[ОТРЫВОК ИНТЕРВЬЮ]
((

В Петербург приехал Иван Вырыпаев — один из самых признанных драматургов современной России, режиссер и художественный руководитель московского театра «Практика». В городе автор проводит серию мастер-классов, встречается со зрителями и представляет свой новый спектакль UFO, которые покажут в «Скороходе» только один раз.
Вырыпаев рассказал «Бумаге» о своих планах в театре и кино, обеспокоенности за положение современной драматургии, а также поделился соображениями о деньгах в искусстве, главной проблеме современного театра и о том, почему конфликт в Украине до сих пор не разрешился.
Фото: Егор Цветков / «Бумага»
О планах на год
Сейчас я заканчиваю работу над новым фильмом, будет готов в январе. Он называется «Спасение». Это история про наши дни, в которой католическая монашка приезжает в Тибет. История про взаимоотношения культур.
Еще недавно закончил новую пьесу, она называется «Невыносимо долгие объятия». В ней четыре героя, действие происходит в Нью-Йорке, а потом — в Берлине. Это социальная духовная пьеса. Премьеру я планирую 1 декабря 2015 года.

))

[ИМЕЮЩИЕСЯ ДАННЫЕ]
((

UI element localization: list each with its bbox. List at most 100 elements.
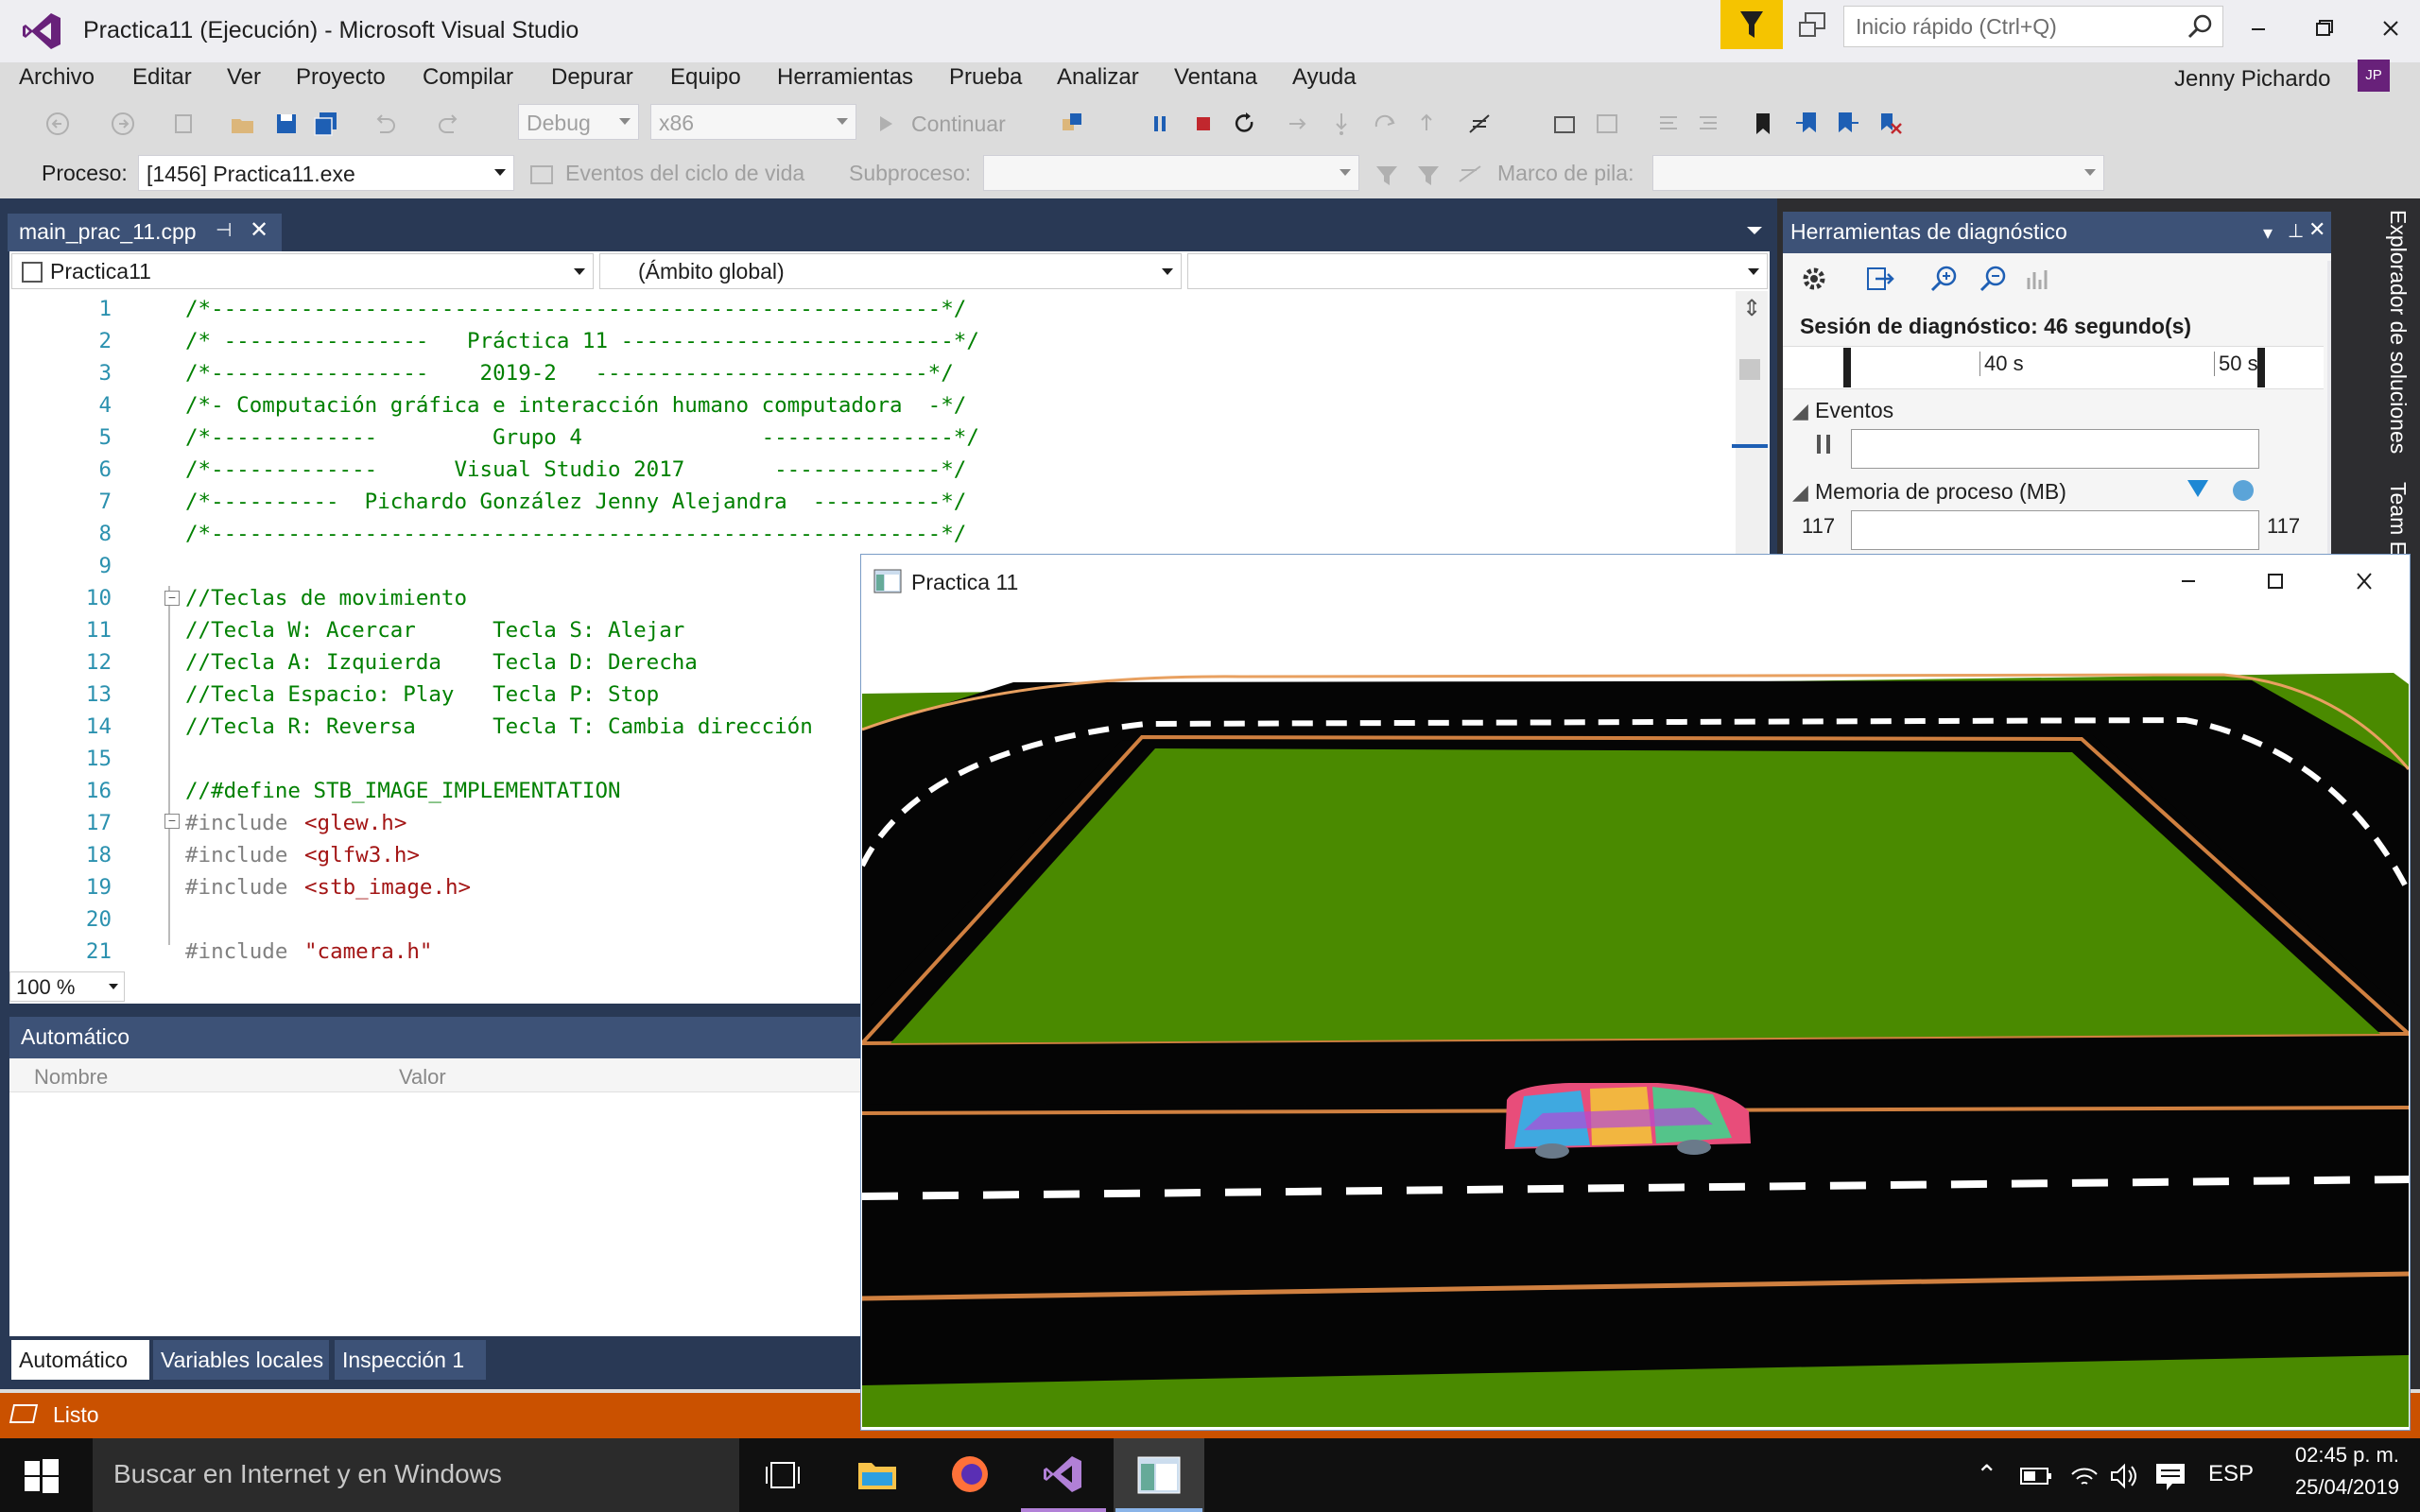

))

[ЧТО СДЕЛАТЬ] Напишите продолжение интервью с Иваном Вырыпаевым, начиная сразу после его последней фразы. Строки — отдельный материал, не входящий в интервью с Иваном Вырыпаевым.

[ИТОГ ЗАДАНИЯ]
О театре и современности
Я считаю, что театр — это современная драматургия. Он так возник. Эсхил, Софокл, Мольер, Чехов, Ибсен, Брехт — это все современная драматургия. Был театр Островского, современного драматурга, потом появился другой, более современный драматург, Антон Павлович Чехов, и сделал новое предложение театру. И театр изменился. Брехт, Ионеско — они все делали новое предложение.
Очень важно, чтобы человек такие предложения создавал, поэтому нельзя убивать современную драматургию. Сегодня театр режиссерский — и автора никто не ставит, мало кто с ним работает. Теперь ставят сами про себя. И это опасно, так мы можем потерять драматургию.
Сегодня театр режиссерский — и автора никто не ставит, мало кто с ним работает. Теперь ставят сами про себя
Ставить старых авторов тоже нужно, но я бы больше работал с их языком. Когда прихожу на Чехова, я лично не хочу смотреть интерпретацию, а хочу послушать, как звучит текст Чехова. Если захочу поговорить о современной жизни, то пойду послушать современника, но если я хочу прикоснуться к языку, к утерянным взаимоотношениям, тогда мне интересны Островский и Чехов.
Я как зритель хотел бы приходить и, конечно, слышать речь. Я бы очень хотел услышать язык Островского, но мне негде это сделать. Даже в московском Малом театре этого нет, там не говорят языком Островского. Там говорят каким-то странным растянутым языком, играют Островского по системе Станиславского, когда тот вообще по другой системе был написан. И в итоге получается скучный исторический музей.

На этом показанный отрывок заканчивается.